**PROMPT**: Return each line of the listing that contains the string "ylabel".

-- START --

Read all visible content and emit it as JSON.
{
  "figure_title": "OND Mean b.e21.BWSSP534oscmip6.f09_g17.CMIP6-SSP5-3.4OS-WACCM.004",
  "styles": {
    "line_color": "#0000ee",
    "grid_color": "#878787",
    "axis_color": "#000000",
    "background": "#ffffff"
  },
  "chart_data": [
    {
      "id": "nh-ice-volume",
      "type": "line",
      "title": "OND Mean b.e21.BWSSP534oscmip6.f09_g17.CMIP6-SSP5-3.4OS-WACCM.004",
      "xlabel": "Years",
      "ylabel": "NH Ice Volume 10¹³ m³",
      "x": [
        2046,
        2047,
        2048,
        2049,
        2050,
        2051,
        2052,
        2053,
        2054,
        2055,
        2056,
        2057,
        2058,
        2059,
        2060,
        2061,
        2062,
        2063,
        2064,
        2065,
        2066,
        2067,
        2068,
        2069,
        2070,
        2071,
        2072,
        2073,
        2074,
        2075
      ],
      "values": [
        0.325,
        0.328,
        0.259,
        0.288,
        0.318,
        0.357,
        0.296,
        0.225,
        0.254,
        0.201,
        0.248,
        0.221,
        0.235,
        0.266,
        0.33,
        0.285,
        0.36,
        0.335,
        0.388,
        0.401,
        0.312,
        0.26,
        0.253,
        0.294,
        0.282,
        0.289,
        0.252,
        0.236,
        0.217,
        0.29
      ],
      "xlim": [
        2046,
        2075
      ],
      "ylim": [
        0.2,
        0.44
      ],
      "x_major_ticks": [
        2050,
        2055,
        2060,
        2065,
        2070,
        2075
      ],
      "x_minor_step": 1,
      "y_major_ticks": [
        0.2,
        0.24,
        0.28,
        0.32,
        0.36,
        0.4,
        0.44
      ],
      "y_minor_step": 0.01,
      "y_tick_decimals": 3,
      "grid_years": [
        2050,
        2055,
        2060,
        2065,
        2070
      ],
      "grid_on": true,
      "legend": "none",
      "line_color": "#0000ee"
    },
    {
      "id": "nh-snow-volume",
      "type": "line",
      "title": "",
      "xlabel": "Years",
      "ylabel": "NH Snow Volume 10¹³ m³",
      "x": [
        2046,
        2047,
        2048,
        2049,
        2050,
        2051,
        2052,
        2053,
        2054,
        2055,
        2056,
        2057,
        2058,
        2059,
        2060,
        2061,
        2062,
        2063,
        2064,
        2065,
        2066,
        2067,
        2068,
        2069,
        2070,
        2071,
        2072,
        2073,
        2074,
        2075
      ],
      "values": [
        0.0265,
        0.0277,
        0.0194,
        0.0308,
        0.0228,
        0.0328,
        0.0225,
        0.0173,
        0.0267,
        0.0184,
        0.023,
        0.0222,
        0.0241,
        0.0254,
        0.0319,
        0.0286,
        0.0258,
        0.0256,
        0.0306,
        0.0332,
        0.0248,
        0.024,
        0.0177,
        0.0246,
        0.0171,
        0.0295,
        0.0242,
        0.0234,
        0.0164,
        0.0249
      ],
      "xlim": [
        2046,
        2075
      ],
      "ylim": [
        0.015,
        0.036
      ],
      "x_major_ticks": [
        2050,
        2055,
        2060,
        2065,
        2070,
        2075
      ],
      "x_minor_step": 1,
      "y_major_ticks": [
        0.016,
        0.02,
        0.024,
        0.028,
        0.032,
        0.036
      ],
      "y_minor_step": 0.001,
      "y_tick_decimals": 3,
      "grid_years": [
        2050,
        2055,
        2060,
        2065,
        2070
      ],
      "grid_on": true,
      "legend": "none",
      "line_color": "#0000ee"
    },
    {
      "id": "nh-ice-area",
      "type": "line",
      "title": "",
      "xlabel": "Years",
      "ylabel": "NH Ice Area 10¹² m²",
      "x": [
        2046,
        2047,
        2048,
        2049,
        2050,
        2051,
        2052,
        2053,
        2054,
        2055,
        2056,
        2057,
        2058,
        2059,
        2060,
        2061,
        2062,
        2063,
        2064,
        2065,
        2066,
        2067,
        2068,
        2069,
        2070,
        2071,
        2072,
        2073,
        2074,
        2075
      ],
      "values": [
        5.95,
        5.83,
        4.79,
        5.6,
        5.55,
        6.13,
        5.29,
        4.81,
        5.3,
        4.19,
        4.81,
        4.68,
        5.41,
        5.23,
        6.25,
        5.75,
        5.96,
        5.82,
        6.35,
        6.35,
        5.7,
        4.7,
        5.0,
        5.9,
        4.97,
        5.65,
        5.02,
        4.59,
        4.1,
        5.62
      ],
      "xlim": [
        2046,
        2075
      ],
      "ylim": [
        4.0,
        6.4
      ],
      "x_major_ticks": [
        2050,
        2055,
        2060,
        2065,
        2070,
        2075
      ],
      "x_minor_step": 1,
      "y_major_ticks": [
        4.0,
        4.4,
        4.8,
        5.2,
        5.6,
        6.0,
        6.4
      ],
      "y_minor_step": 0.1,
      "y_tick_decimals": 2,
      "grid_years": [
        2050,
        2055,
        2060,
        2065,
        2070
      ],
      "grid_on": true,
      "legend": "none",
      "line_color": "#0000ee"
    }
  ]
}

-- END --

**SOLUTION**:
      "ylabel": "NH Ice Volume 10¹³ m³",
      "ylabel": "NH Snow Volume 10¹³ m³",
      "ylabel": "NH Ice Area 10¹² m²",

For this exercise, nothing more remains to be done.